Exercise task:
Drop the pictures from the entries below, then reproduce the rest exactly.

Dataset:
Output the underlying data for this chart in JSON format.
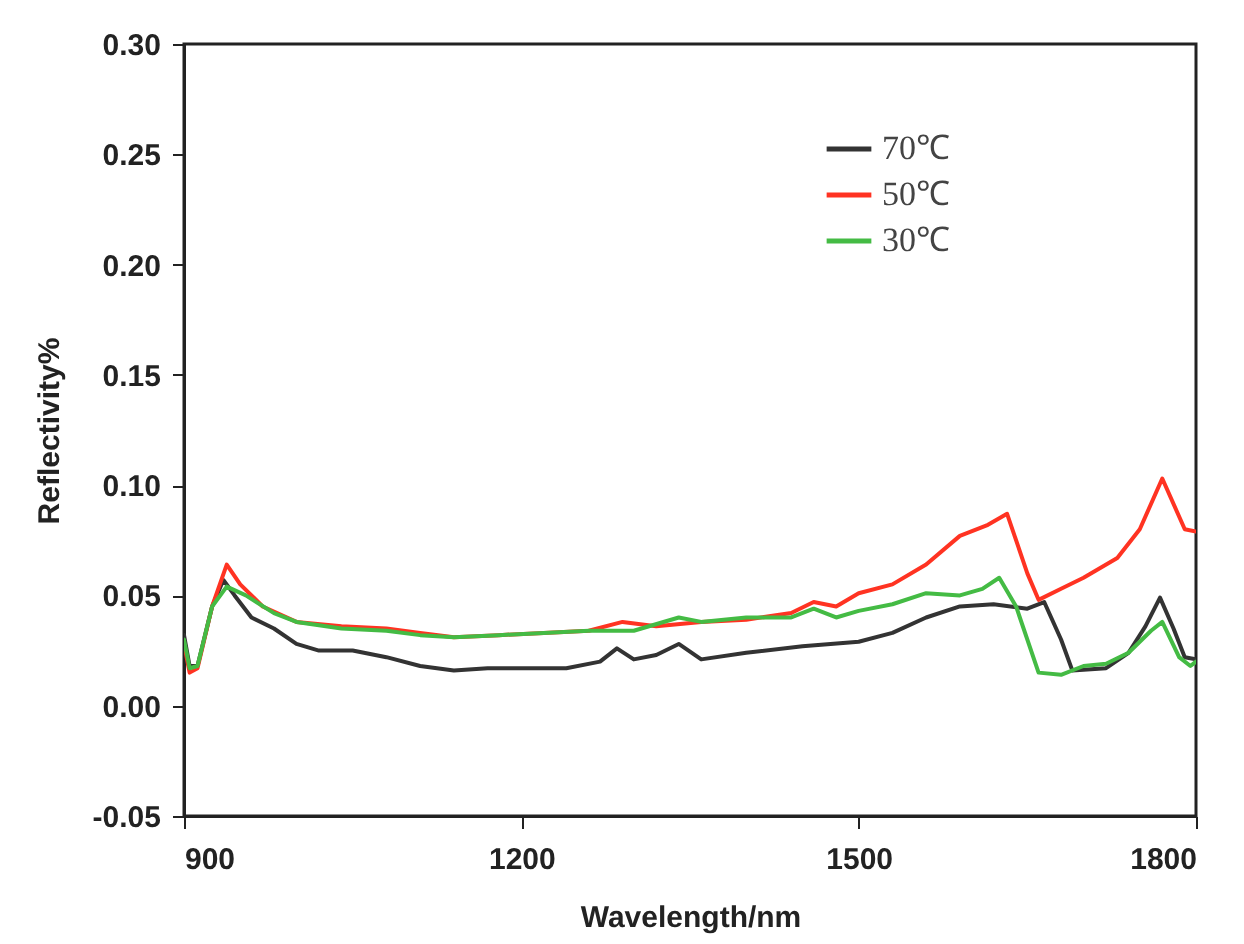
{
  "chart_data": {
    "type": "line",
    "xlabel": "Wavelength/nm",
    "ylabel": "Reflectivity%",
    "xlim": [
      900,
      1800
    ],
    "xticks": [
      900,
      1200,
      1500,
      1800
    ],
    "ylim": [
      -0.05,
      0.3
    ],
    "yticks": [
      {
        "value": -0.05,
        "label": "-0.05"
      },
      {
        "value": 0,
        "label": "0.00"
      },
      {
        "value": 0.05,
        "label": "0.05"
      },
      {
        "value": 0.1,
        "label": "0.10"
      },
      {
        "value": 0.15,
        "label": "0.15"
      },
      {
        "value": 0.2,
        "label": "0.20"
      },
      {
        "value": 0.25,
        "label": "0.25"
      },
      {
        "value": 0.3,
        "label": "0.30"
      }
    ],
    "grid": false,
    "legend": "top right",
    "line_style": "solid",
    "series": [
      {
        "name": "70℃",
        "color": "#333333",
        "x": [
          900,
          905,
          912,
          925,
          935,
          945,
          960,
          980,
          1000,
          1020,
          1050,
          1080,
          1110,
          1140,
          1170,
          1200,
          1240,
          1270,
          1285,
          1300,
          1320,
          1340,
          1360,
          1400,
          1450,
          1500,
          1530,
          1560,
          1590,
          1620,
          1650,
          1665,
          1680,
          1690,
          1720,
          1740,
          1755,
          1768,
          1780,
          1790,
          1800
        ],
        "values": [
          0.032,
          0.018,
          0.018,
          0.045,
          0.057,
          0.05,
          0.04,
          0.035,
          0.028,
          0.025,
          0.025,
          0.022,
          0.018,
          0.016,
          0.017,
          0.017,
          0.017,
          0.02,
          0.026,
          0.021,
          0.023,
          0.028,
          0.021,
          0.024,
          0.027,
          0.029,
          0.033,
          0.04,
          0.045,
          0.046,
          0.044,
          0.047,
          0.03,
          0.016,
          0.017,
          0.024,
          0.036,
          0.049,
          0.035,
          0.022,
          0.021
        ]
      },
      {
        "name": "50℃",
        "color": "#ff3322",
        "x": [
          900,
          905,
          912,
          925,
          938,
          950,
          970,
          1000,
          1040,
          1080,
          1110,
          1140,
          1180,
          1220,
          1260,
          1290,
          1320,
          1360,
          1400,
          1440,
          1460,
          1480,
          1500,
          1530,
          1560,
          1590,
          1615,
          1632,
          1650,
          1660,
          1680,
          1700,
          1730,
          1750,
          1770,
          1790,
          1800
        ],
        "values": [
          0.028,
          0.015,
          0.017,
          0.045,
          0.064,
          0.055,
          0.045,
          0.038,
          0.036,
          0.035,
          0.033,
          0.031,
          0.032,
          0.033,
          0.034,
          0.038,
          0.036,
          0.038,
          0.039,
          0.042,
          0.047,
          0.045,
          0.051,
          0.055,
          0.064,
          0.077,
          0.082,
          0.087,
          0.06,
          0.048,
          0.053,
          0.058,
          0.067,
          0.08,
          0.103,
          0.08,
          0.079
        ]
      },
      {
        "name": "30℃",
        "color": "#44bb44",
        "x": [
          900,
          905,
          912,
          925,
          938,
          955,
          980,
          1000,
          1040,
          1080,
          1110,
          1140,
          1180,
          1220,
          1260,
          1300,
          1340,
          1360,
          1400,
          1440,
          1460,
          1480,
          1500,
          1530,
          1560,
          1590,
          1610,
          1625,
          1640,
          1660,
          1680,
          1700,
          1720,
          1740,
          1760,
          1770,
          1785,
          1795,
          1800
        ],
        "values": [
          0.03,
          0.017,
          0.018,
          0.045,
          0.054,
          0.05,
          0.042,
          0.038,
          0.035,
          0.034,
          0.032,
          0.031,
          0.032,
          0.033,
          0.034,
          0.034,
          0.04,
          0.038,
          0.04,
          0.04,
          0.044,
          0.04,
          0.043,
          0.046,
          0.051,
          0.05,
          0.053,
          0.058,
          0.045,
          0.015,
          0.014,
          0.018,
          0.019,
          0.024,
          0.034,
          0.038,
          0.022,
          0.018,
          0.02
        ]
      }
    ]
  }
}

Response:
Output the underlying data for this chart in JSON format.
{
  "chart_data": {
    "type": "line",
    "xlabel": "Wavelength/nm",
    "ylabel": "Reflectivity%",
    "xlim": [
      900,
      1800
    ],
    "xticks": [
      900,
      1200,
      1500,
      1800
    ],
    "ylim": [
      -0.05,
      0.3
    ],
    "yticks": [
      {
        "value": -0.05,
        "label": "-0.05"
      },
      {
        "value": 0,
        "label": "0.00"
      },
      {
        "value": 0.05,
        "label": "0.05"
      },
      {
        "value": 0.1,
        "label": "0.10"
      },
      {
        "value": 0.15,
        "label": "0.15"
      },
      {
        "value": 0.2,
        "label": "0.20"
      },
      {
        "value": 0.25,
        "label": "0.25"
      },
      {
        "value": 0.3,
        "label": "0.30"
      }
    ],
    "grid": false,
    "legend": "top right",
    "line_style": "solid",
    "series": [
      {
        "name": "70℃",
        "color": "#333333",
        "x": [
          900,
          905,
          912,
          925,
          935,
          945,
          960,
          980,
          1000,
          1020,
          1050,
          1080,
          1110,
          1140,
          1170,
          1200,
          1240,
          1270,
          1285,
          1300,
          1320,
          1340,
          1360,
          1400,
          1450,
          1500,
          1530,
          1560,
          1590,
          1620,
          1650,
          1665,
          1680,
          1690,
          1720,
          1740,
          1755,
          1768,
          1780,
          1790,
          1800
        ],
        "values": [
          0.032,
          0.018,
          0.018,
          0.045,
          0.057,
          0.05,
          0.04,
          0.035,
          0.028,
          0.025,
          0.025,
          0.022,
          0.018,
          0.016,
          0.017,
          0.017,
          0.017,
          0.02,
          0.026,
          0.021,
          0.023,
          0.028,
          0.021,
          0.024,
          0.027,
          0.029,
          0.033,
          0.04,
          0.045,
          0.046,
          0.044,
          0.047,
          0.03,
          0.016,
          0.017,
          0.024,
          0.036,
          0.049,
          0.035,
          0.022,
          0.021
        ]
      },
      {
        "name": "50℃",
        "color": "#ff3322",
        "x": [
          900,
          905,
          912,
          925,
          938,
          950,
          970,
          1000,
          1040,
          1080,
          1110,
          1140,
          1180,
          1220,
          1260,
          1290,
          1320,
          1360,
          1400,
          1440,
          1460,
          1480,
          1500,
          1530,
          1560,
          1590,
          1615,
          1632,
          1650,
          1660,
          1680,
          1700,
          1730,
          1750,
          1770,
          1790,
          1800
        ],
        "values": [
          0.028,
          0.015,
          0.017,
          0.045,
          0.064,
          0.055,
          0.045,
          0.038,
          0.036,
          0.035,
          0.033,
          0.031,
          0.032,
          0.033,
          0.034,
          0.038,
          0.036,
          0.038,
          0.039,
          0.042,
          0.047,
          0.045,
          0.051,
          0.055,
          0.064,
          0.077,
          0.082,
          0.087,
          0.06,
          0.048,
          0.053,
          0.058,
          0.067,
          0.08,
          0.103,
          0.08,
          0.079
        ]
      },
      {
        "name": "30℃",
        "color": "#44bb44",
        "x": [
          900,
          905,
          912,
          925,
          938,
          955,
          980,
          1000,
          1040,
          1080,
          1110,
          1140,
          1180,
          1220,
          1260,
          1300,
          1340,
          1360,
          1400,
          1440,
          1460,
          1480,
          1500,
          1530,
          1560,
          1590,
          1610,
          1625,
          1640,
          1660,
          1680,
          1700,
          1720,
          1740,
          1760,
          1770,
          1785,
          1795,
          1800
        ],
        "values": [
          0.03,
          0.017,
          0.018,
          0.045,
          0.054,
          0.05,
          0.042,
          0.038,
          0.035,
          0.034,
          0.032,
          0.031,
          0.032,
          0.033,
          0.034,
          0.034,
          0.04,
          0.038,
          0.04,
          0.04,
          0.044,
          0.04,
          0.043,
          0.046,
          0.051,
          0.05,
          0.053,
          0.058,
          0.045,
          0.015,
          0.014,
          0.018,
          0.019,
          0.024,
          0.034,
          0.038,
          0.022,
          0.018,
          0.02
        ]
      }
    ]
  }
}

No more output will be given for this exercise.